╭──

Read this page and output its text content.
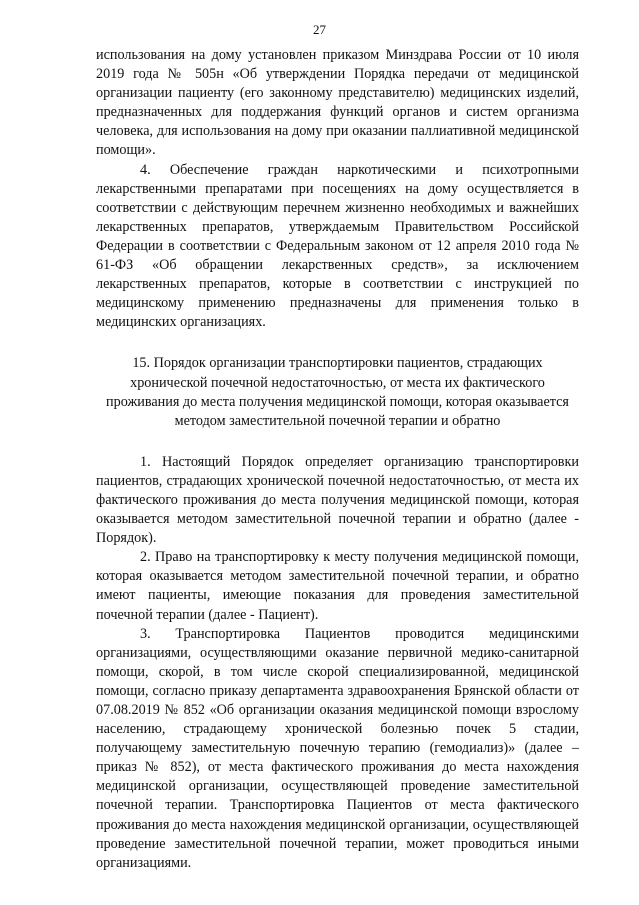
27

использования на дому установлен приказом Минздрава России от 10 июля 2019 года № 505н «Об утверждении Порядка передачи от медицинской организации пациенту (его законному представителю) медицинских изделий, предназначенных для поддержания функций органов и систем организма человека, для использования на дому при оказании паллиативной медицинской помощи».

4. Обеспечение граждан наркотическими и психотропными лекарственными препаратами при посещениях на дому осуществляется в соответствии с действующим перечнем жизненно необходимых и важнейших лекарственных препаратов, утверждаемым Правительством Российской Федерации в соответствии с Федеральным законом от 12 апреля 2010 года № 61-ФЗ «Об обращении лекарственных средств», за исключением лекарственных препаратов, которые в соответствии с инструкцией по медицинскому применению предназначены для применения только в медицинских организациях.

15. Порядок организации транспортировки пациентов, страдающих хронической почечной недостаточностью, от места их фактического проживания до места получения медицинской помощи, которая оказывается методом заместительной почечной терапии и обратно

1. Настоящий Порядок определяет организацию транспортировки пациентов, страдающих хронической почечной недостаточностью, от места их фактического проживания до места получения медицинской помощи, которая оказывается методом заместительной почечной терапии и обратно (далее - Порядок).

2. Право на транспортировку к месту получения медицинской помощи, которая оказывается методом заместительной почечной терапии, и обратно имеют пациенты, имеющие показания для проведения заместительной почечной терапии (далее - Пациент).

3. Транспортировка Пациентов проводится медицинскими организациями, осуществляющими оказание первичной медико-санитарной помощи, скорой, в том числе скорой специализированной, медицинской помощи, согласно приказу департамента здравоохранения Брянской области от 07.08.2019 № 852 «Об организации оказания медицинской помощи взрослому населению, страдающему хронической болезнью почек 5 стадии, получающему заместительную почечную терапию (гемодиализ)» (далее – приказ № 852), от места фактического проживания до места нахождения медицинской организации, осуществляющей проведение заместительной почечной терапии. Транспортировка Пациентов от места фактического проживания до места нахождения медицинской организации, осуществляющей проведение заместительной почечной терапии, может проводиться иными организациями.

╰──

> _Aim of the exercise_: Restate the records word for word, omitting images.

> _Finished task_:
Read this page and output its text content.
27

использования на дому установлен приказом Минздрава России от 10 июля 2019 года № 505н «Об утверждении Порядка передачи от медицинской организации пациенту (его законному представителю) медицинских изделий, предназначенных для поддержания функций органов и систем организма человека, для использования на дому при оказании паллиативной медицинской помощи».

4. Обеспечение граждан наркотическими и психотропными лекарственными препаратами при посещениях на дому осуществляется в соответствии с действующим перечнем жизненно необходимых и важнейших лекарственных препаратов, утверждаемым Правительством Российской Федерации в соответствии с Федеральным законом от 12 апреля 2010 года № 61-ФЗ «Об обращении лекарственных средств», за исключением лекарственных препаратов, которые в соответствии с инструкцией по медицинскому применению предназначены для применения только в медицинских организациях.

15. Порядок организации транспортировки пациентов, страдающих хронической почечной недостаточностью, от места их фактического проживания до места получения медицинской помощи, которая оказывается методом заместительной почечной терапии и обратно

1. Настоящий Порядок определяет организацию транспортировки пациентов, страдающих хронической почечной недостаточностью, от места их фактического проживания до места получения медицинской помощи, которая оказывается методом заместительной почечной терапии и обратно (далее - Порядок).

2. Право на транспортировку к месту получения медицинской помощи, которая оказывается методом заместительной почечной терапии, и обратно имеют пациенты, имеющие показания для проведения заместительной почечной терапии (далее - Пациент).

3. Транспортировка Пациентов проводится медицинскими организациями, осуществляющими оказание первичной медико-санитарной помощи, скорой, в том числе скорой специализированной, медицинской помощи, согласно приказу департамента здравоохранения Брянской области от 07.08.2019 № 852 «Об организации оказания медицинской помощи взрослому населению, страдающему хронической болезнью почек 5 стадии, получающему заместительную почечную терапию (гемодиализ)» (далее – приказ № 852), от места фактического проживания до места нахождения медицинской организации, осуществляющей проведение заместительной почечной терапии. Транспортировка Пациентов от места фактического проживания до места нахождения медицинской организации, осуществляющей проведение заместительной почечной терапии, может проводиться иными организациями.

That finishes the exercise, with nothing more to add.